=== SHORT PROBLEM ===
Report, as a bare number, how many lines hold "sodium".

=== RECORDS TO USE ===

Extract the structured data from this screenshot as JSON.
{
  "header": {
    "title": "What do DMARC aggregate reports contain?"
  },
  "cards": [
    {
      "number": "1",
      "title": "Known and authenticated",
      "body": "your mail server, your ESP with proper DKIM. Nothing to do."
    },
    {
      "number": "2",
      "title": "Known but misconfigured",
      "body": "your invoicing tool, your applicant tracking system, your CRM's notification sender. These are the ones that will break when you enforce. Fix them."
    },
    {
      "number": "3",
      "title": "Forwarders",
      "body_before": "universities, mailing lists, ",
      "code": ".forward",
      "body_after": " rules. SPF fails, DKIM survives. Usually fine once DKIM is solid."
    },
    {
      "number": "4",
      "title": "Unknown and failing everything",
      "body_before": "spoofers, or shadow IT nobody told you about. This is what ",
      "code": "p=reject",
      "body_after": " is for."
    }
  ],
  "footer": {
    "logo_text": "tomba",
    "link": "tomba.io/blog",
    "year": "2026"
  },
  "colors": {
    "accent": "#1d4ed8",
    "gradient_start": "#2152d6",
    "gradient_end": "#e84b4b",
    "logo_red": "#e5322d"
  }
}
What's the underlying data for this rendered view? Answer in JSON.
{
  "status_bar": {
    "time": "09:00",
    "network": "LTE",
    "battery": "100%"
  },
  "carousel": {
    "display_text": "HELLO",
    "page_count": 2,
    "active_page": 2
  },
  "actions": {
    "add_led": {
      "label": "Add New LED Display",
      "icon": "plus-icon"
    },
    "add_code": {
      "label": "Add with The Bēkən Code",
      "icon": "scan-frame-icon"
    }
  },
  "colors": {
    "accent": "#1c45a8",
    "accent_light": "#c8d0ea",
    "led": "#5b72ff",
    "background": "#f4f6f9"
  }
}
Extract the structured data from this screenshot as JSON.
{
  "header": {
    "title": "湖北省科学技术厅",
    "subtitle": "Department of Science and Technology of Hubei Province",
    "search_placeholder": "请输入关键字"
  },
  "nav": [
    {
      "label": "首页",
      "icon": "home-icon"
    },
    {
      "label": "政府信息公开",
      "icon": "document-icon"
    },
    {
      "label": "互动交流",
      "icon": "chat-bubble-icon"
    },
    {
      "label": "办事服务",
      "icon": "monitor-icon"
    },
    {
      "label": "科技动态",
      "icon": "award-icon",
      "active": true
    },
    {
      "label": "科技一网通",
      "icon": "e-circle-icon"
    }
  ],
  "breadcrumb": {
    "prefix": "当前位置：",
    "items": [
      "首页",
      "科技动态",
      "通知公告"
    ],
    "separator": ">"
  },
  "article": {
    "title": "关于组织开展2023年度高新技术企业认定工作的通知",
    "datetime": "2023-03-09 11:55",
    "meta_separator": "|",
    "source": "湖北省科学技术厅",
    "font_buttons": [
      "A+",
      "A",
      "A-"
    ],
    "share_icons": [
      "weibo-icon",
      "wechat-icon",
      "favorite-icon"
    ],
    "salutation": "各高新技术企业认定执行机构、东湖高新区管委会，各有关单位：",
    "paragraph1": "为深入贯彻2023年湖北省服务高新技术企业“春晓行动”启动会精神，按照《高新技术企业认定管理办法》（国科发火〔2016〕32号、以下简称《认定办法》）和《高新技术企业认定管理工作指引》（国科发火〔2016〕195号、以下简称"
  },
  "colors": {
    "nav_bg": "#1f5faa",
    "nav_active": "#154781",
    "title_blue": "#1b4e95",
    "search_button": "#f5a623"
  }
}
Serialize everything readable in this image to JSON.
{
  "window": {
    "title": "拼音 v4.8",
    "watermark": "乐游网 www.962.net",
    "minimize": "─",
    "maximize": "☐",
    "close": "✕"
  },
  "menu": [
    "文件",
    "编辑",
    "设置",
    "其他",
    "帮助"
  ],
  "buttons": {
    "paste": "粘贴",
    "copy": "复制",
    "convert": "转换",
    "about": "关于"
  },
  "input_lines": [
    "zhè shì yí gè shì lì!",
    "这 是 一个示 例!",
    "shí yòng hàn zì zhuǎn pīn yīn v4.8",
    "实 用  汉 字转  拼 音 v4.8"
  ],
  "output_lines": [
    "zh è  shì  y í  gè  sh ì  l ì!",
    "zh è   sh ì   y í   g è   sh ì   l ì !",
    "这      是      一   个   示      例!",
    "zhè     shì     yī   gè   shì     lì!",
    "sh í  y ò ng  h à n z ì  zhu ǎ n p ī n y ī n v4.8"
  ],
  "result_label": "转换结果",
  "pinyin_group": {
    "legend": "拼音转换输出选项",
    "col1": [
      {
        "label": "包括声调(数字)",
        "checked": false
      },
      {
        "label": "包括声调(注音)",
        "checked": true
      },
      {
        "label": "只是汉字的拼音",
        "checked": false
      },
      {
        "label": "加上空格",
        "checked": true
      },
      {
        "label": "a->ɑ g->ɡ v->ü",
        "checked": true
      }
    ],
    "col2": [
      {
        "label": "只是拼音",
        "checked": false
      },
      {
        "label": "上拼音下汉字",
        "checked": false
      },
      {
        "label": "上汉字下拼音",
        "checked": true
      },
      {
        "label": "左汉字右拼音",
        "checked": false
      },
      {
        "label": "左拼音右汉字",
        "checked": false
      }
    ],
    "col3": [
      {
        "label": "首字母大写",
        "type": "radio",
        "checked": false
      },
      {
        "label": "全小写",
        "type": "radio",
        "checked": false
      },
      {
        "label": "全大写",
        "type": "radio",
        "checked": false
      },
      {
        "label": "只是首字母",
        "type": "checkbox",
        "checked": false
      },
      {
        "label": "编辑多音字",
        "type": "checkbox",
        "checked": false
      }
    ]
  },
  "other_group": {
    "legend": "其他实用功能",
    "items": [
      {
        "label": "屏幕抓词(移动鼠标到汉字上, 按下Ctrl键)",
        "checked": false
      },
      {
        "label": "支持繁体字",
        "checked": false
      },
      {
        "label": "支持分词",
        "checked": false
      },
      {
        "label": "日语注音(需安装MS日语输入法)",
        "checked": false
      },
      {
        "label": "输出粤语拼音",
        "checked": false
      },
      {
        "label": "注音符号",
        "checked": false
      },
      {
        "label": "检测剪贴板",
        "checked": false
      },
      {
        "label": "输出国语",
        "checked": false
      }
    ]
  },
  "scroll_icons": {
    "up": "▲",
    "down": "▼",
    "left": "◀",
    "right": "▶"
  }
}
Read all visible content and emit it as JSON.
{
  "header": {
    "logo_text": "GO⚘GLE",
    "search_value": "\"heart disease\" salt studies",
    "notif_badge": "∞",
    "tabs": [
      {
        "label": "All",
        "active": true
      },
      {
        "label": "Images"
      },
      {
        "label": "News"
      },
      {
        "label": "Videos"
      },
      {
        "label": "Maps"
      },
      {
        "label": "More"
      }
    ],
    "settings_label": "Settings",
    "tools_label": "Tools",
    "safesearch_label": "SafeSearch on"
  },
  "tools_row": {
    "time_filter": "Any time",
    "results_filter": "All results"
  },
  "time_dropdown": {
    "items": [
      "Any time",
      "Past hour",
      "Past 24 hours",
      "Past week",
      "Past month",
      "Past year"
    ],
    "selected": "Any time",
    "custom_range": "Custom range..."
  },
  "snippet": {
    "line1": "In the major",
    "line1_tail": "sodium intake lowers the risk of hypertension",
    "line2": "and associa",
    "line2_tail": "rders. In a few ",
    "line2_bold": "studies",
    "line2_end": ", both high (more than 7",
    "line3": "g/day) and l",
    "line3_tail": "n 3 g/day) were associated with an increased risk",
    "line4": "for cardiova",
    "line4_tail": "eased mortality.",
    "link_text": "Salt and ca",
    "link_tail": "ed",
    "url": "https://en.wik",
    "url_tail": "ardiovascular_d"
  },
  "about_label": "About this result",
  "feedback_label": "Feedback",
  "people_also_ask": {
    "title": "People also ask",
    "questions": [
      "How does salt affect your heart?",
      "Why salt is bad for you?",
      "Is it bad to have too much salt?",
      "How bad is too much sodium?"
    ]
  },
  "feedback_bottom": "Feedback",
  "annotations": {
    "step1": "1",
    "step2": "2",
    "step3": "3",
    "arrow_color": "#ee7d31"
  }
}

=== EXPECTED ANSWER ===
2